**Work to do:** Assemble all lines in which the string "Prof" appears.
• • • • •
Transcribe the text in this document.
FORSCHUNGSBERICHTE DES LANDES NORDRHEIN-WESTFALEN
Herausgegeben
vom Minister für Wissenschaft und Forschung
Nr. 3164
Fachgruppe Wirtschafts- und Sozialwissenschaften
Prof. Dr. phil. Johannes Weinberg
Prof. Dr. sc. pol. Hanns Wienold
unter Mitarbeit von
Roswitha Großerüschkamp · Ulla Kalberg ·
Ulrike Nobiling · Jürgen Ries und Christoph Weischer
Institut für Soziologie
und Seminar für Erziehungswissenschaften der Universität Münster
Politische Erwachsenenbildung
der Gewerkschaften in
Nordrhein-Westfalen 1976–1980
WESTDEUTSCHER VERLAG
• • • • •
**Written solution:**
Prof. Dr. phil. Johannes Weinberg
Prof. Dr. sc. pol. Hanns Wienold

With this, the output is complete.